--- Start of EXTRACTED DATA ---

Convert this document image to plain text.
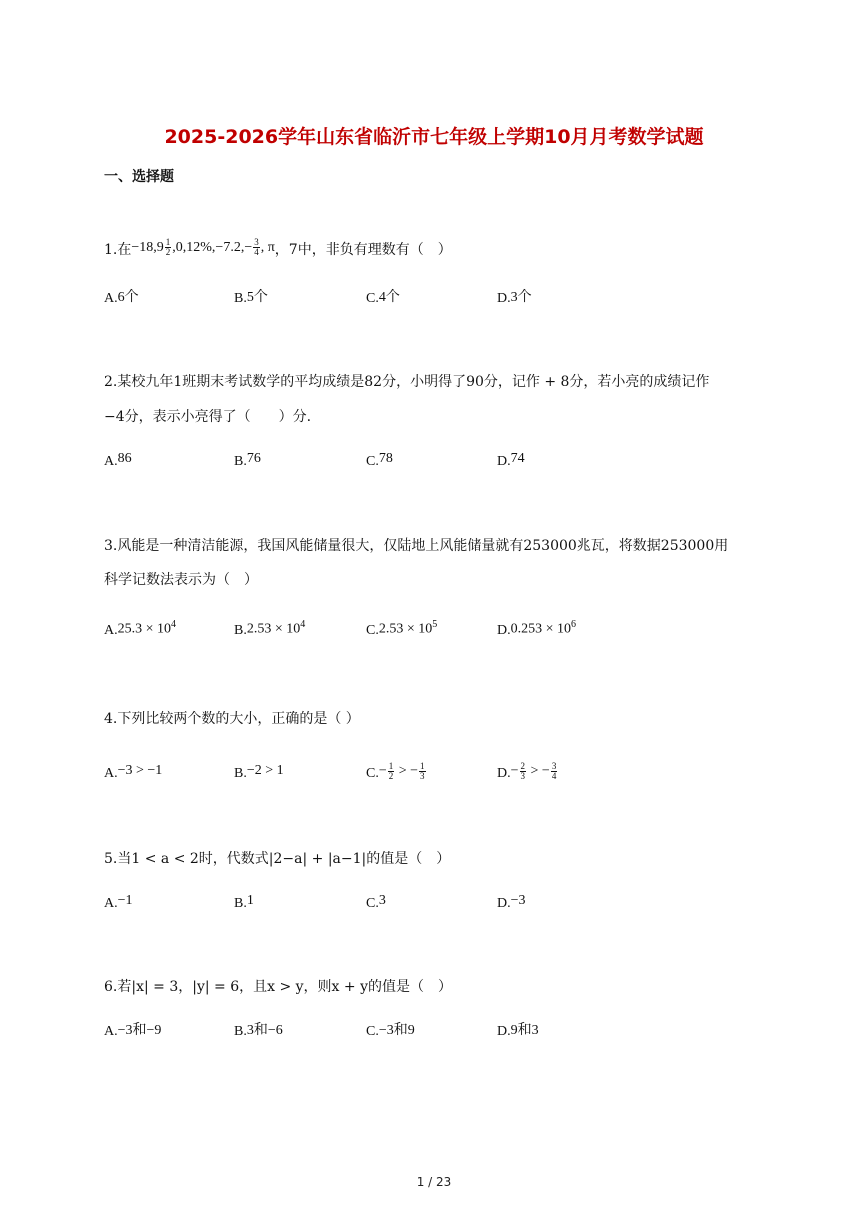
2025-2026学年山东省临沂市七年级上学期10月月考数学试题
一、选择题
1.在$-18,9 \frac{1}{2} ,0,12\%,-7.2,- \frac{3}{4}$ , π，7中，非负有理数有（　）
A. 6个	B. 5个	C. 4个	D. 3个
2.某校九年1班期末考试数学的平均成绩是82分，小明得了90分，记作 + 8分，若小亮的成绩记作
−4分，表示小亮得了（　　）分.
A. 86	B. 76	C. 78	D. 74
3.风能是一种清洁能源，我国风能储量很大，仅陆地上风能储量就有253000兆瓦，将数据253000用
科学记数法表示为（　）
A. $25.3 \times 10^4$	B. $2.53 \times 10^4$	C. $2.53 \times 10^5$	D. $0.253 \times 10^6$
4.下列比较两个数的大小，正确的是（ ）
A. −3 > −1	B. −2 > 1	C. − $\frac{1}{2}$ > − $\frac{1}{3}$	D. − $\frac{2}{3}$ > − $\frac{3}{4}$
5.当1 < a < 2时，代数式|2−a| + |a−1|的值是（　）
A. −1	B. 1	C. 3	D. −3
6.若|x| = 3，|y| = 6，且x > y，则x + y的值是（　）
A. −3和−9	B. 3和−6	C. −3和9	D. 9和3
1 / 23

--- End of EXTRACTED DATA ---

TO BE DONE: Using the data above, write out every line exactly, leaving the images behind.

SOLUTION FOR THIS EXERCISE:
Convert this document image to plain text.
2025-2026学年山东省临沂市七年级上学期10月月考数学试题
一、选择题
1.在$-18,9 \frac{1}{2} ,0,12\%,-7.2,- \frac{3}{4}$ , π，7中，非负有理数有（　）
A. 6个	B. 5个	C. 4个	D. 3个
2.某校九年1班期末考试数学的平均成绩是82分，小明得了90分，记作 + 8分，若小亮的成绩记作
−4分，表示小亮得了（　　）分.
A. 86	B. 76	C. 78	D. 74
3.风能是一种清洁能源，我国风能储量很大，仅陆地上风能储量就有253000兆瓦，将数据253000用
科学记数法表示为（　）
A. $25.3 \times 10^4$	B. $2.53 \times 10^4$	C. $2.53 \times 10^5$	D. $0.253 \times 10^6$
4.下列比较两个数的大小，正确的是（ ）
A. −3 > −1	B. −2 > 1	C. − $\frac{1}{2}$ > − $\frac{1}{3}$	D. − $\frac{2}{3}$ > − $\frac{3}{4}$
5.当1 < a < 2时，代数式|2−a| + |a−1|的值是（　）
A. −1	B. 1	C. 3	D. −3
6.若|x| = 3，|y| = 6，且x > y，则x + y的值是（　）
A. −3和−9	B. 3和−6	C. −3和9	D. 9和3
1 / 23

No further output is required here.